### Data provided
----
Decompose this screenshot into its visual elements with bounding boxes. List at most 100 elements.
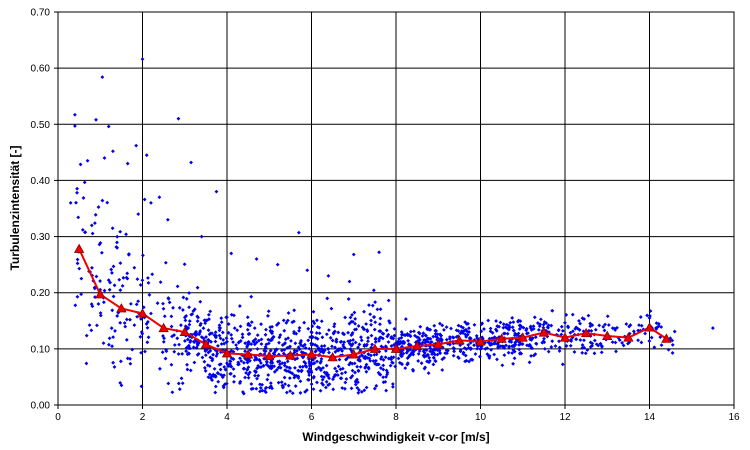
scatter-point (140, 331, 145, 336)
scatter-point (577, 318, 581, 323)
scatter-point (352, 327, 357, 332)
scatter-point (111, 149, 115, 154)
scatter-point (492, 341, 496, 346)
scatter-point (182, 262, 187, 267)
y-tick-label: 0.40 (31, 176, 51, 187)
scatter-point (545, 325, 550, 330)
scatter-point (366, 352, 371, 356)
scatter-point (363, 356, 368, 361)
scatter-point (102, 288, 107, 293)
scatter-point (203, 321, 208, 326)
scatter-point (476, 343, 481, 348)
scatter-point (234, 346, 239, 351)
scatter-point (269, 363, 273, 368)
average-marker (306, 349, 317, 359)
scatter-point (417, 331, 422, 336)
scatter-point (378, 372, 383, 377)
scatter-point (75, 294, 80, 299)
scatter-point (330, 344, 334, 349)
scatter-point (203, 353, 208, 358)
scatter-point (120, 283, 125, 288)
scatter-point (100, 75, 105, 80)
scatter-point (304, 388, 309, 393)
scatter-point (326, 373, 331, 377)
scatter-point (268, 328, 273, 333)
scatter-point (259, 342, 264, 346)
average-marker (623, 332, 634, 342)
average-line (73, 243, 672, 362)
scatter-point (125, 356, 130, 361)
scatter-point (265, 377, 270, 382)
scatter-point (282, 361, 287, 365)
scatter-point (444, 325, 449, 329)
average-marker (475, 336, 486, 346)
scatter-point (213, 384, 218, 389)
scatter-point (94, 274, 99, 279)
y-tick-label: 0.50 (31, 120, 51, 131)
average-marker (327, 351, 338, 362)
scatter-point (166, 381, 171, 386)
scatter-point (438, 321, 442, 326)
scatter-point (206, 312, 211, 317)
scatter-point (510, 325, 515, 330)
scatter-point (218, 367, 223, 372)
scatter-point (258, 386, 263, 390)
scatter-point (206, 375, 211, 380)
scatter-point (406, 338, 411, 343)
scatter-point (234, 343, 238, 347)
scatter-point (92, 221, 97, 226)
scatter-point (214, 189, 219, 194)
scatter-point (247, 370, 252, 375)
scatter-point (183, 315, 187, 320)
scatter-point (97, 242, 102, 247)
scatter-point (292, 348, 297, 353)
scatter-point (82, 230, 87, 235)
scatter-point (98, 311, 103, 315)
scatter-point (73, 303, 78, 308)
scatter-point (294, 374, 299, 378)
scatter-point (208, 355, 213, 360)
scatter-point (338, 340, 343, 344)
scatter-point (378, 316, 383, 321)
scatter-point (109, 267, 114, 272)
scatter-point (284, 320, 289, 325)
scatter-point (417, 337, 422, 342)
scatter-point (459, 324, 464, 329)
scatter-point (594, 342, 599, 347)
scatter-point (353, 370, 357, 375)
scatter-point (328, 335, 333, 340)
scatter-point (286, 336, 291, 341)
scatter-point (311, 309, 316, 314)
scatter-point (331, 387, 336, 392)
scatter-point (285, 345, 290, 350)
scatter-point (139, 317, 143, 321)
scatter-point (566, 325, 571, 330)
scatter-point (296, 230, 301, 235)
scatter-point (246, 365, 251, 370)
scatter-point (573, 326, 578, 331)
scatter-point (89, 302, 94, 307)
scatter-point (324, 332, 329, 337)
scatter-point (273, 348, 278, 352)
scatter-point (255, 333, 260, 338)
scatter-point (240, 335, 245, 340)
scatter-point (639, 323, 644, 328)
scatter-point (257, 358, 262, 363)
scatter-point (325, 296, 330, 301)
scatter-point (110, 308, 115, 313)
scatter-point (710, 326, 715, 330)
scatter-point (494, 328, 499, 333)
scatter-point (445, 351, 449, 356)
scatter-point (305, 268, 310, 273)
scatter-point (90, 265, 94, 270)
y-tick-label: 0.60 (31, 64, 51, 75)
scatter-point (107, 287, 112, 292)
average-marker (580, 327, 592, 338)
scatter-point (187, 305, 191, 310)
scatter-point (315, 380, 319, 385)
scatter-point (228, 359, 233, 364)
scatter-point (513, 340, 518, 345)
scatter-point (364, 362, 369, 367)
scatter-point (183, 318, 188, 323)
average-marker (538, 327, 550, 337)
----
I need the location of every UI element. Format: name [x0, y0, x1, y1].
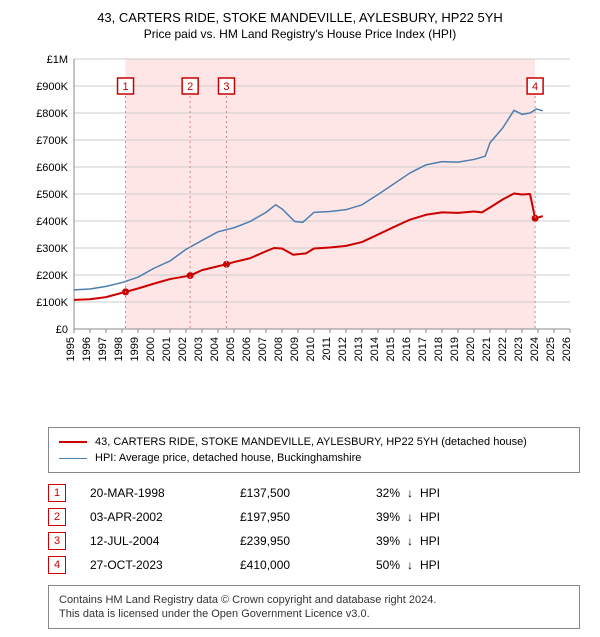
----
### Task instructions
Copy the material word for word, from the line containing "Decompose this screenshot" through the line containing "scatter-point (492, 341, 496, 346)", with both of those lines included. Leave the pictures out.

### Final answer
Decompose this screenshot into its visual elements with bounding boxes. List at most 100 elements.
scatter-point (140, 331, 145, 336)
scatter-point (577, 318, 581, 323)
scatter-point (352, 327, 357, 332)
scatter-point (111, 149, 115, 154)
scatter-point (492, 341, 496, 346)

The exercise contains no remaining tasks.